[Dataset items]
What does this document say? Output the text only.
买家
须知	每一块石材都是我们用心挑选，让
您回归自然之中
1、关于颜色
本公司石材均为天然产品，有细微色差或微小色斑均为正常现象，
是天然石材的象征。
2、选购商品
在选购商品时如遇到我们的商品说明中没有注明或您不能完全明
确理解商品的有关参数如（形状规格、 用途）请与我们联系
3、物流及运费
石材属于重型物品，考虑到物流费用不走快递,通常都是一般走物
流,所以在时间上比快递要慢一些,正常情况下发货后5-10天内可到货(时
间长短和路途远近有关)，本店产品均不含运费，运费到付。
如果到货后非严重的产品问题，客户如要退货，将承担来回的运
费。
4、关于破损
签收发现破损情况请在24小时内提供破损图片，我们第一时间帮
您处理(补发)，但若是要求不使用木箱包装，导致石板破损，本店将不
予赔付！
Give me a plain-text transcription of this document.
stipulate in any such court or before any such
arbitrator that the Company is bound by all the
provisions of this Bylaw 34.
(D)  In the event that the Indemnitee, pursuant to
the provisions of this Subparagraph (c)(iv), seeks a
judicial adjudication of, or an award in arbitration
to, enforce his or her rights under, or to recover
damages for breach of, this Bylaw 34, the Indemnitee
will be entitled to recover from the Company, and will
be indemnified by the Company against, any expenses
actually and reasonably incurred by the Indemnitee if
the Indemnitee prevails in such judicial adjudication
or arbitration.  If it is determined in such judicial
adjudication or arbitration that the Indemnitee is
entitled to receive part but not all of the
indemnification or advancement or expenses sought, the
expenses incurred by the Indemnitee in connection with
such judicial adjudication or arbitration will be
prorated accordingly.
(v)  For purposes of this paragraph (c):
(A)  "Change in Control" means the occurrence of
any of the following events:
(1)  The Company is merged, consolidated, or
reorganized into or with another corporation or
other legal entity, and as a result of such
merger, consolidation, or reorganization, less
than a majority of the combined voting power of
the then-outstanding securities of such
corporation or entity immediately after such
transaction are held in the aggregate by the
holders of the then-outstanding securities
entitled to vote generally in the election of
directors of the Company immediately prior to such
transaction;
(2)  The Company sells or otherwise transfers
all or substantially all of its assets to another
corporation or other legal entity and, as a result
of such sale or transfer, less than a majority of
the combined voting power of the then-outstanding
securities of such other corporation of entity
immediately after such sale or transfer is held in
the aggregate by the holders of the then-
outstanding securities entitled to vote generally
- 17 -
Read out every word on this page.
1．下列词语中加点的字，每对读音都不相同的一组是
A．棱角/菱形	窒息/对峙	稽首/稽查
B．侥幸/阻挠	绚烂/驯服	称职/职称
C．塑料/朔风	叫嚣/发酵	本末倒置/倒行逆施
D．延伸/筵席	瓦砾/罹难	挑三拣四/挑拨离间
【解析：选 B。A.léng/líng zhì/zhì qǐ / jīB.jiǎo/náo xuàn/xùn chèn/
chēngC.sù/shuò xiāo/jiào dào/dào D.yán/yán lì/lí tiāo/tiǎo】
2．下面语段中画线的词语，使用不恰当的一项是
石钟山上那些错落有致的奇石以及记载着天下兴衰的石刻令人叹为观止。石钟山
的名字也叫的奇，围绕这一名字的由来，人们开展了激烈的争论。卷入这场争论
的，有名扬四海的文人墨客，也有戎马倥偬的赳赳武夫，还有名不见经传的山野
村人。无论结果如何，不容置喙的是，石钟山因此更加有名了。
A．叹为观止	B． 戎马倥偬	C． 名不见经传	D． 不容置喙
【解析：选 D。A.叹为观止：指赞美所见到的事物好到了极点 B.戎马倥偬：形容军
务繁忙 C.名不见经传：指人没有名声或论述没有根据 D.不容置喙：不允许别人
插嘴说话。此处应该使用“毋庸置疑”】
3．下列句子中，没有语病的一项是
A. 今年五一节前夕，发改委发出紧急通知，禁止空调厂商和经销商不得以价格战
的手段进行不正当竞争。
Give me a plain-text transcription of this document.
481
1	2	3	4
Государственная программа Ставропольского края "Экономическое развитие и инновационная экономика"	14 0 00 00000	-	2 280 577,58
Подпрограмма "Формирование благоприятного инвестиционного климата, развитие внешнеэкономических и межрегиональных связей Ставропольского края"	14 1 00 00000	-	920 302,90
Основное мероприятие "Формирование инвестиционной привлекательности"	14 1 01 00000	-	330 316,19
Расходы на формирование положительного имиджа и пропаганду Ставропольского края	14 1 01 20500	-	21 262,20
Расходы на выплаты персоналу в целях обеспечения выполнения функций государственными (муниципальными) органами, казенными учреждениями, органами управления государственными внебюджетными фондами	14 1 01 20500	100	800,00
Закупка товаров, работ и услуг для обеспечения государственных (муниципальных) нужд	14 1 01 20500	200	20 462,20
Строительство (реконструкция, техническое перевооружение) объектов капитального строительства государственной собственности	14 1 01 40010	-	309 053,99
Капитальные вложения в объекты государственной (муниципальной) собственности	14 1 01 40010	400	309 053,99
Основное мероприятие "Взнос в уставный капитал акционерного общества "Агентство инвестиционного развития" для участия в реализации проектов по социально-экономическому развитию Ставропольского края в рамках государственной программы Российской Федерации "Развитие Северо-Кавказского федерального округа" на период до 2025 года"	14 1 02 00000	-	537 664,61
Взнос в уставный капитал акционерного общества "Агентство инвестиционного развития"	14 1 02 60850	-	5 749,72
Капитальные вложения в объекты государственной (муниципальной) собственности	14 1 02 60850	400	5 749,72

Task statement ->
Pick out and copy the lines of the entries that hold the string "generally".

Result for this task ->
entitled to vote generally in the election of
outstanding securities entitled to vote generally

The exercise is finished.